**Work to do:** Every line of the data that contains the string "title" must be copied.

**Dataset records:**
## begin

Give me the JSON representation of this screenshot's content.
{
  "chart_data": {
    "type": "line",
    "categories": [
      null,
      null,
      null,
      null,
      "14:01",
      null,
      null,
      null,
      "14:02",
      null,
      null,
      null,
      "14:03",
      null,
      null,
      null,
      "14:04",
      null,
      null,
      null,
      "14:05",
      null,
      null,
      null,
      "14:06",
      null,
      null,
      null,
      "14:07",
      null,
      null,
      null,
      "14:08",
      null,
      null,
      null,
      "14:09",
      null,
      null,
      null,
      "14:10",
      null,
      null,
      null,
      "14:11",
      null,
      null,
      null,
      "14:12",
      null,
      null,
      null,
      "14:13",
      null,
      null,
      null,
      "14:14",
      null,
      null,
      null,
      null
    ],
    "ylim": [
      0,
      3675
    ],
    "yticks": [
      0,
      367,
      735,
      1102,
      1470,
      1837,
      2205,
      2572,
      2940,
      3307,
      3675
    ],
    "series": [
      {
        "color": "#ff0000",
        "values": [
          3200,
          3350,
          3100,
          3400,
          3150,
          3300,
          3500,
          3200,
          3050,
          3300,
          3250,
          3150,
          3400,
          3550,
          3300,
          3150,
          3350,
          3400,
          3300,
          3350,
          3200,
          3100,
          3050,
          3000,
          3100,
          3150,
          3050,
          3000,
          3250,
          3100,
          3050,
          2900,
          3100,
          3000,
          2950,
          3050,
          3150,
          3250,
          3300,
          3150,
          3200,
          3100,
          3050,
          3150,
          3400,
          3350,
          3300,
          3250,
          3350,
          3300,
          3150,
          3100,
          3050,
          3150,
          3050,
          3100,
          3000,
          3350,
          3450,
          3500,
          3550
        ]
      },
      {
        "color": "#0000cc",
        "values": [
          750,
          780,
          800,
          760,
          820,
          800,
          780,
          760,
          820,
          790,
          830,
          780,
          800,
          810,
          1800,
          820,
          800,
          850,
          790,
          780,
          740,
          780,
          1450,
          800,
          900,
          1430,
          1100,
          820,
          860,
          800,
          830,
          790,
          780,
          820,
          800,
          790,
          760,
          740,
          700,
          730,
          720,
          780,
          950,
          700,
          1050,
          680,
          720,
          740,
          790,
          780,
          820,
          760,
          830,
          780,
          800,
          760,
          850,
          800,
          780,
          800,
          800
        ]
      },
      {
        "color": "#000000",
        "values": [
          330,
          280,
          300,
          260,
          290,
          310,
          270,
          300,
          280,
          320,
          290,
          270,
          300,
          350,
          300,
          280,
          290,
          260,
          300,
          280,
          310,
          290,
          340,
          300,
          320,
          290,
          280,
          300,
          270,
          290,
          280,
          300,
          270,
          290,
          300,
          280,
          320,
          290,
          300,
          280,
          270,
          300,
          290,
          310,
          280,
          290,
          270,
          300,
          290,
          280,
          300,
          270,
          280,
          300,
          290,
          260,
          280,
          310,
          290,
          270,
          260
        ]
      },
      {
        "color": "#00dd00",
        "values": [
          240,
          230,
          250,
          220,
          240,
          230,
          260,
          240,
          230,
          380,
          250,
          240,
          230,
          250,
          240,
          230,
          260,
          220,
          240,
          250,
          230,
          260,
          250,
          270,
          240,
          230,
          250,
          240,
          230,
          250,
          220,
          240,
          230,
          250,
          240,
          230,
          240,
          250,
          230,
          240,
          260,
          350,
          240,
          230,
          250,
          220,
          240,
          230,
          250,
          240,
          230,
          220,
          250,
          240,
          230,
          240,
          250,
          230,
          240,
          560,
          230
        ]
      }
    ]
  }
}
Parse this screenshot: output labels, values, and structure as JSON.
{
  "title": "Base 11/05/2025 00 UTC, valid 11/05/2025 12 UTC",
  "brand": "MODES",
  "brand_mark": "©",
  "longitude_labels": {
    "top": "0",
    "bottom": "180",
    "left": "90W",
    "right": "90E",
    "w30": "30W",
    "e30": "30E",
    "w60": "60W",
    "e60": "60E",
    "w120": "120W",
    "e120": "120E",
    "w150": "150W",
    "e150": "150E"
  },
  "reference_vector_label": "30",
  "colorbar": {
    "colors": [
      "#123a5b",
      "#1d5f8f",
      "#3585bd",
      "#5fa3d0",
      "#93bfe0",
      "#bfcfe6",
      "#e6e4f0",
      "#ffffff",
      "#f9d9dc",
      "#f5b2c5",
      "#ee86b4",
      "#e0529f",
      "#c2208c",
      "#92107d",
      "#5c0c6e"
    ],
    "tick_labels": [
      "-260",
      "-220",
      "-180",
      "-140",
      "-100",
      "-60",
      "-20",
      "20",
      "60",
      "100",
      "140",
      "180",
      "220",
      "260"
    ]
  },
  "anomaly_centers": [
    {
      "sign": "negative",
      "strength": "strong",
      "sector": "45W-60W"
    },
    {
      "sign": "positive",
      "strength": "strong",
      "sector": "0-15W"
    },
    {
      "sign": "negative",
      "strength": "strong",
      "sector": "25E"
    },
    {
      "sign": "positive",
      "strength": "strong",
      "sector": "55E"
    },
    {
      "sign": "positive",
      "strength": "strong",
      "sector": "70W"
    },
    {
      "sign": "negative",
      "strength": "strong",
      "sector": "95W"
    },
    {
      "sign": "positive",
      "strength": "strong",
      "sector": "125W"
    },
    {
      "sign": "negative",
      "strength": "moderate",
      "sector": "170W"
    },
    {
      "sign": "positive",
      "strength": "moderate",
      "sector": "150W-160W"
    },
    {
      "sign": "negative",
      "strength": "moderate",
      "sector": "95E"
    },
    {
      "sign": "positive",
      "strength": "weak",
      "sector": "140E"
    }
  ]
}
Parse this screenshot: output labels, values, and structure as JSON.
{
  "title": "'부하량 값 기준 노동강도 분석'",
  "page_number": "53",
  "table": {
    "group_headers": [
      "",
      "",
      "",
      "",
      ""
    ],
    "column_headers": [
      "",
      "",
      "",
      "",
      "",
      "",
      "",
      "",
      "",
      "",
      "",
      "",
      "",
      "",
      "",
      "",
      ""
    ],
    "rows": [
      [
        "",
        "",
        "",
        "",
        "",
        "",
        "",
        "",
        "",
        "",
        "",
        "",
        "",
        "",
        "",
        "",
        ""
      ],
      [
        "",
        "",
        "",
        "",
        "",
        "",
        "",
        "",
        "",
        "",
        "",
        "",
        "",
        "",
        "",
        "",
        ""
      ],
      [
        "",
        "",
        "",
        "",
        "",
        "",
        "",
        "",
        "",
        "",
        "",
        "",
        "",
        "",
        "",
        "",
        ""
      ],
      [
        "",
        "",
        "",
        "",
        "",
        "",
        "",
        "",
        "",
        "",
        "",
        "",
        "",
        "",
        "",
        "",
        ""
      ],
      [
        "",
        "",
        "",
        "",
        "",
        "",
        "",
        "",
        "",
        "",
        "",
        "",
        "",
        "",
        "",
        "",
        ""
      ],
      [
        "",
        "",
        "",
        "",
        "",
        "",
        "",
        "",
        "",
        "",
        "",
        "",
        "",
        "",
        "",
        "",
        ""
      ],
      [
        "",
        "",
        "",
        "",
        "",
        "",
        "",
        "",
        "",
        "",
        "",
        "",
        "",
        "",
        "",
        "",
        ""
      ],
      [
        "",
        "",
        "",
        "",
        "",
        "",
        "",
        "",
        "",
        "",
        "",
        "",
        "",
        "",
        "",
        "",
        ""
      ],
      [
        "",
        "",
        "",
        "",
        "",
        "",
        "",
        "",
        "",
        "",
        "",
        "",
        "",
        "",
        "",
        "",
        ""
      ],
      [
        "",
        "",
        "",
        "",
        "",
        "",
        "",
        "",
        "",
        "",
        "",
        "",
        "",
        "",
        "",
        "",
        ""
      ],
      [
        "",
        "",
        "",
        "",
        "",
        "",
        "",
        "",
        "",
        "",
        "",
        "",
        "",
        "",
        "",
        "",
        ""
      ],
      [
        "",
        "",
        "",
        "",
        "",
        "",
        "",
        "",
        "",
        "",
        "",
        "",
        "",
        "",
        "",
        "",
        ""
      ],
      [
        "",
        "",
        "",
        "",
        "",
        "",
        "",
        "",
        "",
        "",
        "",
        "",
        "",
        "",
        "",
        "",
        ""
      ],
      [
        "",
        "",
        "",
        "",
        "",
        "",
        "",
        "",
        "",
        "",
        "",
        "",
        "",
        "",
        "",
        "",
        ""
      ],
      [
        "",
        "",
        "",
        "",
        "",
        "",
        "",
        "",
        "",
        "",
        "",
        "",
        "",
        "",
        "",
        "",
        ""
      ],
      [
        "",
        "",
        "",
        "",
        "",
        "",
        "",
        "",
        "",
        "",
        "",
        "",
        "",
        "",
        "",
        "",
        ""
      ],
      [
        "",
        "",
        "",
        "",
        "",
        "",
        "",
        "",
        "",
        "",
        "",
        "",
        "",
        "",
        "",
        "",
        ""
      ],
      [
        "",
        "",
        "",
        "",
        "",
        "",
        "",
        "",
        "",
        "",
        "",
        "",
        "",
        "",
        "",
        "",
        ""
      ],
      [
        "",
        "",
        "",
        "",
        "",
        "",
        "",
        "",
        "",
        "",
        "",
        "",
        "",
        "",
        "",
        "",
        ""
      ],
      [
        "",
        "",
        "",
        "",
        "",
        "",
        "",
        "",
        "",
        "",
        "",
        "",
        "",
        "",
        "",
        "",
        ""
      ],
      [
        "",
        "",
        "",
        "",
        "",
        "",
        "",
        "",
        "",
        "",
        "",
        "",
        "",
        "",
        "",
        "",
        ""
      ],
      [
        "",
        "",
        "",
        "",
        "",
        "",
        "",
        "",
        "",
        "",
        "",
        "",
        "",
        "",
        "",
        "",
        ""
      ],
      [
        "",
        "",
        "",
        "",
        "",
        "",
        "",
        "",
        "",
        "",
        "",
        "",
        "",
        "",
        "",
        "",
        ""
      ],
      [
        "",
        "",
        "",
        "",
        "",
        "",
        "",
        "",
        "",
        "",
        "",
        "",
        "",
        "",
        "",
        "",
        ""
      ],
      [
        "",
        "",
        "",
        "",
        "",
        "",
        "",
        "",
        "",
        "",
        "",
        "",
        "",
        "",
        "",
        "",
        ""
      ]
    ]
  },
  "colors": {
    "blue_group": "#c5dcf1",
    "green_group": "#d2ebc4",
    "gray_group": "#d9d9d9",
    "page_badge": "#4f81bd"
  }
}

## end

**Solution to this problem:**
  "title": "Base 11/05/2025 00 UTC, valid 11/05/2025 12 UTC",
  "title": "'부하량 값 기준 노동강도 분석'",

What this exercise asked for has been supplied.